OBJECTIVE:
Transcribe the records that follow in their entirety, omitting any pictures.

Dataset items
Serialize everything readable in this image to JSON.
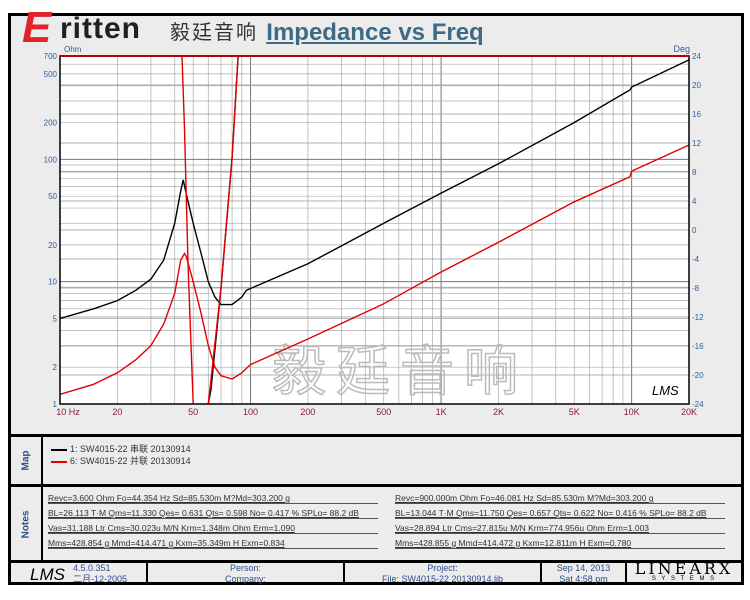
{
  "logo": {
    "letter": "E",
    "word": "ritten",
    "chinese": "毅廷音响"
  },
  "watermark": "毅廷音响",
  "chart_data": {
    "type": "line",
    "title": "Impedance vs Freq",
    "xlabel": "Hz",
    "ylabel": "Ohm",
    "y2label": "Deg",
    "xscale": "log",
    "xlim": [
      10,
      20000
    ],
    "yscale": "log",
    "ylim": [
      1,
      700
    ],
    "y2lim": [
      -24,
      24
    ],
    "xticks": [
      "10 Hz",
      "20",
      "50",
      "100",
      "200",
      "500",
      "1K",
      "2K",
      "5K",
      "10K",
      "20K"
    ],
    "xtick_values": [
      10,
      20,
      50,
      100,
      200,
      500,
      1000,
      2000,
      5000,
      10000,
      20000
    ],
    "yticks": [
      "700",
      "500",
      "200",
      "100",
      "50",
      "20",
      "10",
      "5",
      "2",
      "1"
    ],
    "ytick_values": [
      700,
      500,
      200,
      100,
      50,
      20,
      10,
      5,
      2,
      1
    ],
    "y2ticks": [
      "24",
      "20",
      "16",
      "12",
      "8",
      "4",
      "0",
      "-4",
      "-8",
      "-12",
      "-16",
      "-20",
      "-24"
    ],
    "y2tick_values": [
      24,
      20,
      16,
      12,
      8,
      4,
      0,
      -4,
      -8,
      -12,
      -16,
      -20,
      -24
    ],
    "series": [
      {
        "name": "1: SW4015-22 串联 20130914 impedance",
        "color": "#000000",
        "axis": "y",
        "x": [
          10,
          15,
          20,
          25,
          30,
          35,
          40,
          43,
          44.3,
          46,
          50,
          55,
          60,
          65,
          70,
          80,
          90,
          95,
          100,
          200,
          500,
          1000,
          2000,
          5000,
          9800,
          10000,
          20000
        ],
        "values": [
          5,
          6,
          7,
          8.5,
          10.5,
          15,
          30,
          55,
          68,
          52,
          30,
          17,
          10,
          7.5,
          6.5,
          6.5,
          7.5,
          8.5,
          8.8,
          14,
          30,
          53,
          92,
          200,
          370,
          390,
          650
        ]
      },
      {
        "name": "6: SW4015-22 并联 20130914 impedance",
        "color": "#e00000",
        "axis": "y",
        "x": [
          10,
          15,
          20,
          25,
          30,
          35,
          40,
          43,
          45,
          46,
          50,
          55,
          60,
          65,
          70,
          80,
          90,
          95,
          100,
          200,
          500,
          1000,
          2000,
          5000,
          9800,
          10000,
          20000
        ],
        "values": [
          1.2,
          1.45,
          1.8,
          2.3,
          3,
          4.5,
          8,
          15,
          17,
          16,
          10,
          5.5,
          3,
          2,
          1.7,
          1.6,
          1.8,
          1.95,
          2.1,
          3.4,
          6.6,
          12,
          21,
          45,
          72,
          80,
          131
        ]
      },
      {
        "name": "1: phase",
        "color": "#000000",
        "axis": "y2",
        "x": [
          58,
          62,
          70,
          80,
          86,
          90
        ],
        "values": [
          -26,
          -22,
          -8,
          10,
          24,
          26
        ]
      },
      {
        "name": "6: phase descending",
        "color": "#e00000",
        "axis": "y2",
        "x": [
          42,
          43.7,
          45,
          47,
          50,
          52
        ],
        "values": [
          26,
          24,
          14,
          -5,
          -24,
          -26
        ]
      },
      {
        "name": "6: phase ascending",
        "color": "#e00000",
        "axis": "y2",
        "x": [
          58,
          60,
          70,
          80,
          86,
          90
        ],
        "values": [
          -26,
          -24,
          -8,
          10,
          24,
          26
        ]
      }
    ]
  },
  "map": {
    "label": "Map",
    "items": [
      {
        "text": "1: SW4015-22  串联 20130914",
        "color": "#000000"
      },
      {
        "text": "6: SW4015-22  并联 20130914",
        "color": "#e00000"
      }
    ]
  },
  "notes": {
    "label": "Notes",
    "left": [
      "Revc=3.600 Ohm  Fo=44.354 Hz  Sd=85.530m M?Md=303.200 g",
      "BL=26.113 T·M  Qms=11.330  Qes= 0.631  Qts= 0.598  No= 0.417 %  SPLo= 88.2 dB",
      "Vas=31.188 Ltr  Cms=30.023u M/N  Krm=1.348m Ohm  Erm=1.090",
      "Mms=428.854 g  Mmd=414.471 g  Kxm=35.349m H  Exm=0.834"
    ],
    "right": [
      "Revc=900.000m Ohm  Fo=46.081 Hz  Sd=85.530m M?Md=303.200 g",
      "BL=13.044 T·M  Qms=11.750  Qes= 0.657  Qts= 0.622  No= 0.416 %  SPLo= 88.2 dB",
      "Vas=28.894 Ltr  Cms=27.815u M/N  Krm=774.956u Ohm  Erm=1.003",
      "Mms=428.855 g  Mmd=414.472 g  Kxm=12.811m H  Exm=0.780"
    ]
  },
  "footer": {
    "lms_logo": "LMS",
    "version": "4.5.0.351",
    "date_build": "二月-12-2005",
    "person": "Person:",
    "company": "Company:",
    "project": "Project:",
    "file": "File: SW4015-22  20130914.lib",
    "date": "Sep 14, 2013",
    "time": "Sat  4:58 pm",
    "brand": "LINEARX",
    "brand_sub": "S Y S T E M S"
  },
  "chart_logo": "LMS"
}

EXERCISE SOLUTION:
Serialize everything readable in this image to JSON.
{
  "logo": {
    "letter": "E",
    "word": "ritten",
    "chinese": "毅廷音响"
  },
  "watermark": "毅廷音响",
  "chart_data": {
    "type": "line",
    "title": "Impedance vs Freq",
    "xlabel": "Hz",
    "ylabel": "Ohm",
    "y2label": "Deg",
    "xscale": "log",
    "xlim": [
      10,
      20000
    ],
    "yscale": "log",
    "ylim": [
      1,
      700
    ],
    "y2lim": [
      -24,
      24
    ],
    "xticks": [
      "10 Hz",
      "20",
      "50",
      "100",
      "200",
      "500",
      "1K",
      "2K",
      "5K",
      "10K",
      "20K"
    ],
    "xtick_values": [
      10,
      20,
      50,
      100,
      200,
      500,
      1000,
      2000,
      5000,
      10000,
      20000
    ],
    "yticks": [
      "700",
      "500",
      "200",
      "100",
      "50",
      "20",
      "10",
      "5",
      "2",
      "1"
    ],
    "ytick_values": [
      700,
      500,
      200,
      100,
      50,
      20,
      10,
      5,
      2,
      1
    ],
    "y2ticks": [
      "24",
      "20",
      "16",
      "12",
      "8",
      "4",
      "0",
      "-4",
      "-8",
      "-12",
      "-16",
      "-20",
      "-24"
    ],
    "y2tick_values": [
      24,
      20,
      16,
      12,
      8,
      4,
      0,
      -4,
      -8,
      -12,
      -16,
      -20,
      -24
    ],
    "series": [
      {
        "name": "1: SW4015-22 串联 20130914 impedance",
        "color": "#000000",
        "axis": "y",
        "x": [
          10,
          15,
          20,
          25,
          30,
          35,
          40,
          43,
          44.3,
          46,
          50,
          55,
          60,
          65,
          70,
          80,
          90,
          95,
          100,
          200,
          500,
          1000,
          2000,
          5000,
          9800,
          10000,
          20000
        ],
        "values": [
          5,
          6,
          7,
          8.5,
          10.5,
          15,
          30,
          55,
          68,
          52,
          30,
          17,
          10,
          7.5,
          6.5,
          6.5,
          7.5,
          8.5,
          8.8,
          14,
          30,
          53,
          92,
          200,
          370,
          390,
          650
        ]
      },
      {
        "name": "6: SW4015-22 并联 20130914 impedance",
        "color": "#e00000",
        "axis": "y",
        "x": [
          10,
          15,
          20,
          25,
          30,
          35,
          40,
          43,
          45,
          46,
          50,
          55,
          60,
          65,
          70,
          80,
          90,
          95,
          100,
          200,
          500,
          1000,
          2000,
          5000,
          9800,
          10000,
          20000
        ],
        "values": [
          1.2,
          1.45,
          1.8,
          2.3,
          3,
          4.5,
          8,
          15,
          17,
          16,
          10,
          5.5,
          3,
          2,
          1.7,
          1.6,
          1.8,
          1.95,
          2.1,
          3.4,
          6.6,
          12,
          21,
          45,
          72,
          80,
          131
        ]
      },
      {
        "name": "1: phase",
        "color": "#000000",
        "axis": "y2",
        "x": [
          58,
          62,
          70,
          80,
          86,
          90
        ],
        "values": [
          -26,
          -22,
          -8,
          10,
          24,
          26
        ]
      },
      {
        "name": "6: phase descending",
        "color": "#e00000",
        "axis": "y2",
        "x": [
          42,
          43.7,
          45,
          47,
          50,
          52
        ],
        "values": [
          26,
          24,
          14,
          -5,
          -24,
          -26
        ]
      },
      {
        "name": "6: phase ascending",
        "color": "#e00000",
        "axis": "y2",
        "x": [
          58,
          60,
          70,
          80,
          86,
          90
        ],
        "values": [
          -26,
          -24,
          -8,
          10,
          24,
          26
        ]
      }
    ]
  },
  "map": {
    "label": "Map",
    "items": [
      {
        "text": "1: SW4015-22  串联 20130914",
        "color": "#000000"
      },
      {
        "text": "6: SW4015-22  并联 20130914",
        "color": "#e00000"
      }
    ]
  },
  "notes": {
    "label": "Notes",
    "left": [
      "Revc=3.600 Ohm  Fo=44.354 Hz  Sd=85.530m M?Md=303.200 g",
      "BL=26.113 T·M  Qms=11.330  Qes= 0.631  Qts= 0.598  No= 0.417 %  SPLo= 88.2 dB",
      "Vas=31.188 Ltr  Cms=30.023u M/N  Krm=1.348m Ohm  Erm=1.090",
      "Mms=428.854 g  Mmd=414.471 g  Kxm=35.349m H  Exm=0.834"
    ],
    "right": [
      "Revc=900.000m Ohm  Fo=46.081 Hz  Sd=85.530m M?Md=303.200 g",
      "BL=13.044 T·M  Qms=11.750  Qes= 0.657  Qts= 0.622  No= 0.416 %  SPLo= 88.2 dB",
      "Vas=28.894 Ltr  Cms=27.815u M/N  Krm=774.956u Ohm  Erm=1.003",
      "Mms=428.855 g  Mmd=414.472 g  Kxm=12.811m H  Exm=0.780"
    ]
  },
  "footer": {
    "lms_logo": "LMS",
    "version": "4.5.0.351",
    "date_build": "二月-12-2005",
    "person": "Person:",
    "company": "Company:",
    "project": "Project:",
    "file": "File: SW4015-22  20130914.lib",
    "date": "Sep 14, 2013",
    "time": "Sat  4:58 pm",
    "brand": "LINEARX",
    "brand_sub": "S Y S T E M S"
  },
  "chart_logo": "LMS"
}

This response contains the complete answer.